-------- INPUT DATA

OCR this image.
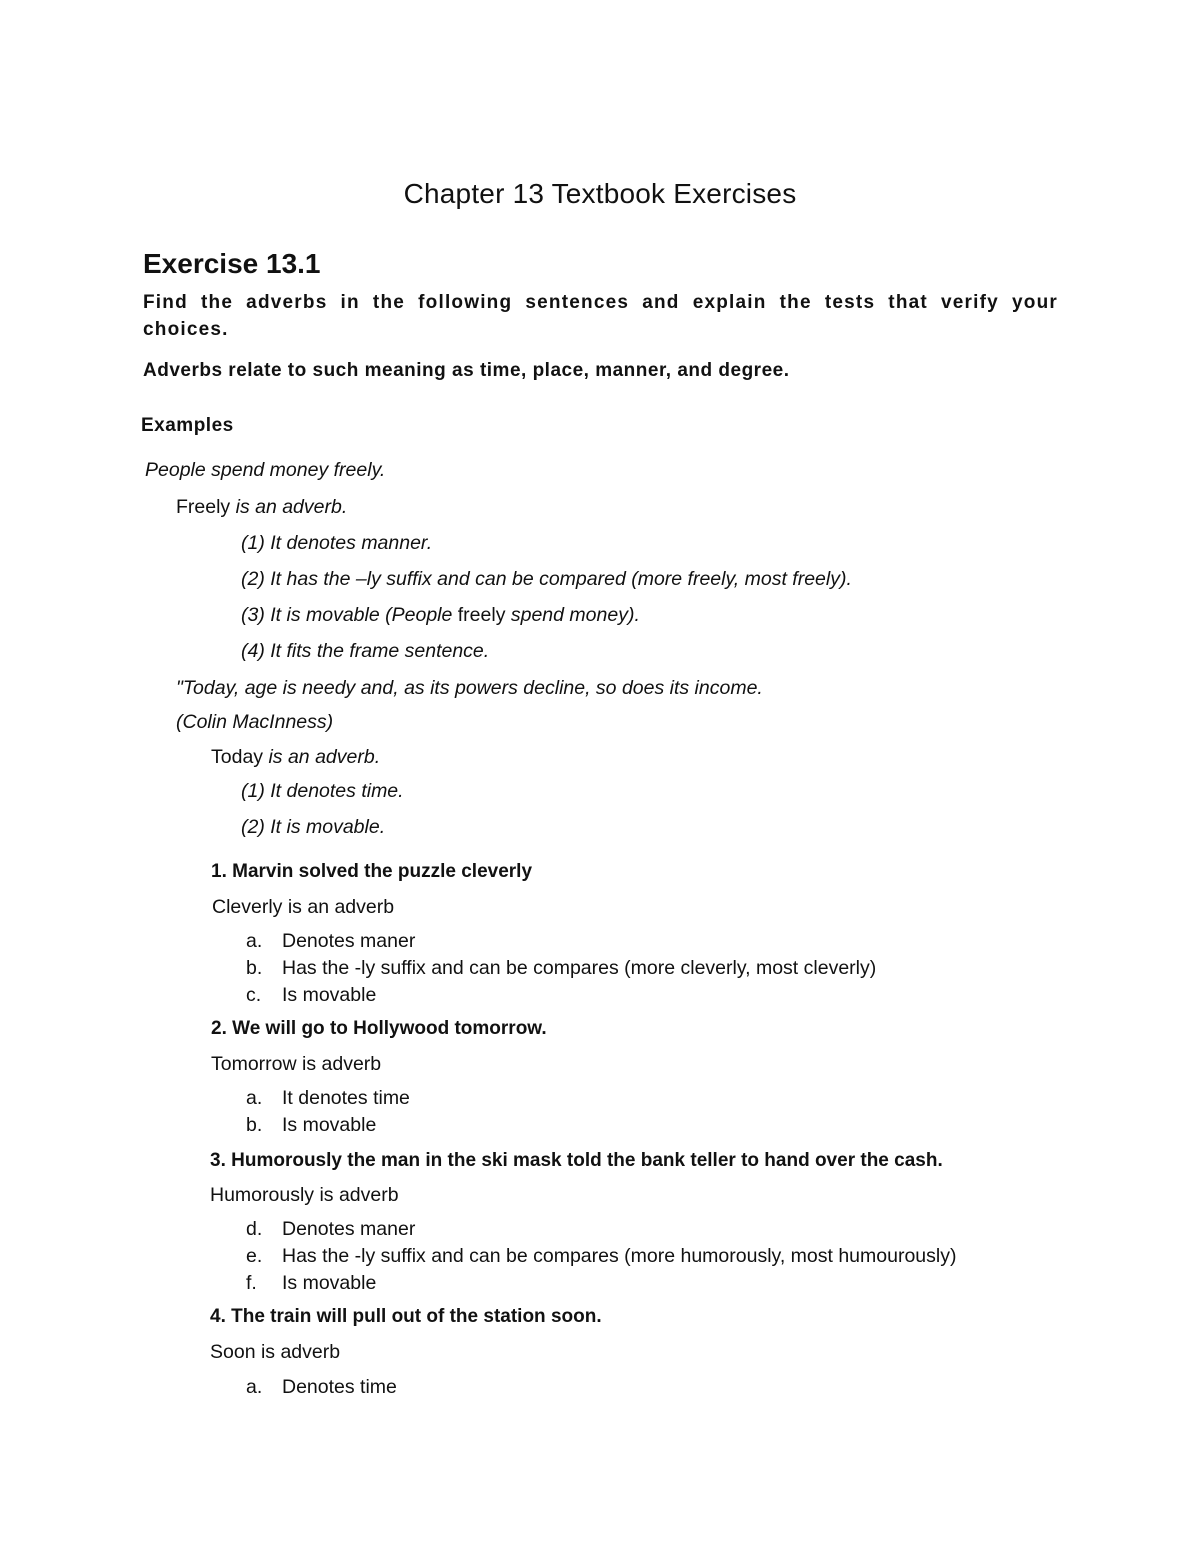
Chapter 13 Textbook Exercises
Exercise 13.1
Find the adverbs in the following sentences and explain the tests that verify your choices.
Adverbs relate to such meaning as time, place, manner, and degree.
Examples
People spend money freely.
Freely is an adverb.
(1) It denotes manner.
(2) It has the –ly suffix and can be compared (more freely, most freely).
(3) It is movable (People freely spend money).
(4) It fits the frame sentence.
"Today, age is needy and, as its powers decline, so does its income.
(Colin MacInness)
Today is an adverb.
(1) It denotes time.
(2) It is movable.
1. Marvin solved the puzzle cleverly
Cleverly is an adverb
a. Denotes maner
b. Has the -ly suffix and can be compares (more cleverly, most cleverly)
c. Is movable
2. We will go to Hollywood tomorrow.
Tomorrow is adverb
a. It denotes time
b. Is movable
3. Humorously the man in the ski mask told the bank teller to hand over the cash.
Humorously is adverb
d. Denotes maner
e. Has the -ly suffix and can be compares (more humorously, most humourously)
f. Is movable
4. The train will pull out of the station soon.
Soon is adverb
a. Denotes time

----------------
-------- INPUT DATA

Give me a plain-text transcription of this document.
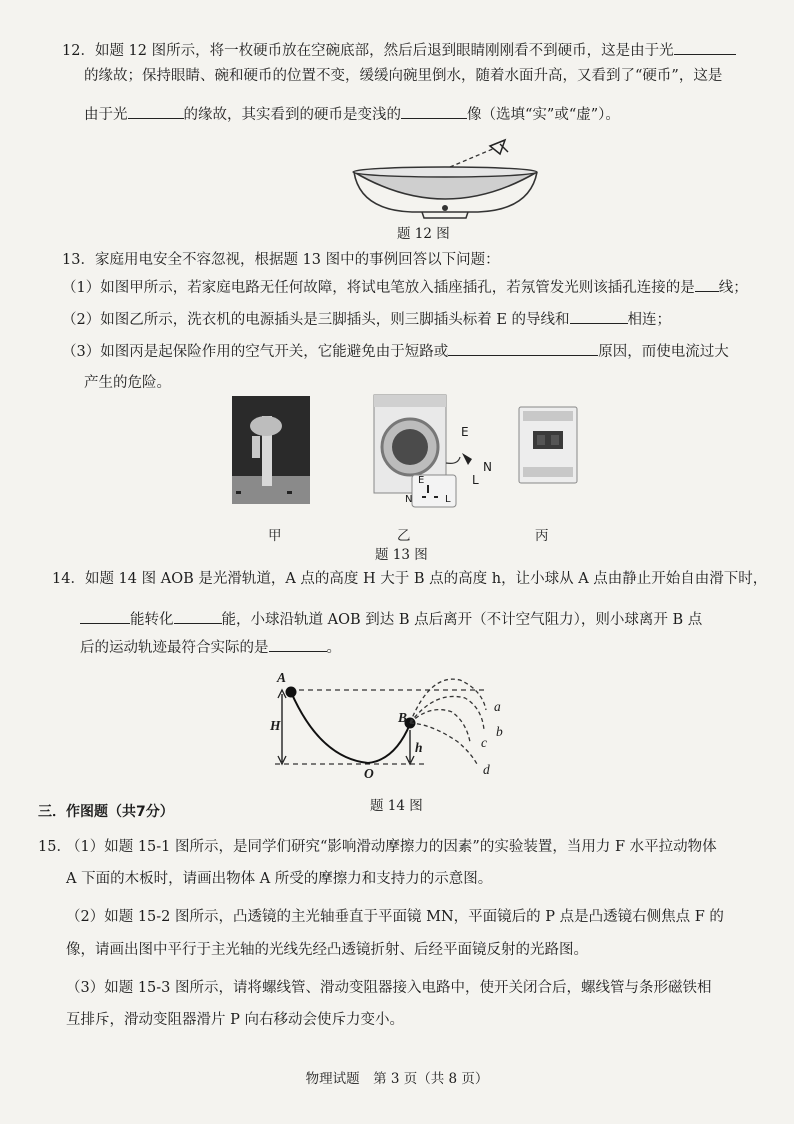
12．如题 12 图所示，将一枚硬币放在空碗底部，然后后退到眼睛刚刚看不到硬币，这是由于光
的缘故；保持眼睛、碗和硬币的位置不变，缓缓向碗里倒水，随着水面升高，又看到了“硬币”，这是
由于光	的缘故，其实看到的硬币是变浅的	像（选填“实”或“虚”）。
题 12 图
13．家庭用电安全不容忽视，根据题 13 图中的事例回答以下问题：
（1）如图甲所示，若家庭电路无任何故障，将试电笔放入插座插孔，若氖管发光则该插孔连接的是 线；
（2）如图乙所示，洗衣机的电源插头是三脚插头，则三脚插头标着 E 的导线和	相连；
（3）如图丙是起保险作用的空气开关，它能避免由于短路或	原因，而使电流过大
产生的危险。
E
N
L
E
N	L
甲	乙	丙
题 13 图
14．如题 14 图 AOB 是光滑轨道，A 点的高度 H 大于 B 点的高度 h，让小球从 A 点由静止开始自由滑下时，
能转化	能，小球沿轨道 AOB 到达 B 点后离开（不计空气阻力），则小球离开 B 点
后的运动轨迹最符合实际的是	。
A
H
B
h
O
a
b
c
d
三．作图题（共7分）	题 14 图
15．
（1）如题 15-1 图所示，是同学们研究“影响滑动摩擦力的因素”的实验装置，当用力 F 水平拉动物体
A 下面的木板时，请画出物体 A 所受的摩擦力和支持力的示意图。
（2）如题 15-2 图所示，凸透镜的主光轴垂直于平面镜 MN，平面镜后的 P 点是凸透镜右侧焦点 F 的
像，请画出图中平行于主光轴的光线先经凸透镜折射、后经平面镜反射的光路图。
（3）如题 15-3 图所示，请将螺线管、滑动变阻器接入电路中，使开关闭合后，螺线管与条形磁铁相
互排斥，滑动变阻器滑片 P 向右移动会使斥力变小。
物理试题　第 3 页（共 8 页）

----------------

## WHAT IS ASKED
Pull out each line of the records holding the string "manner".

## WRITTEN REPLY
Adverbs relate to such meaning as time, place, manner, and degree.
(1) It denotes manner.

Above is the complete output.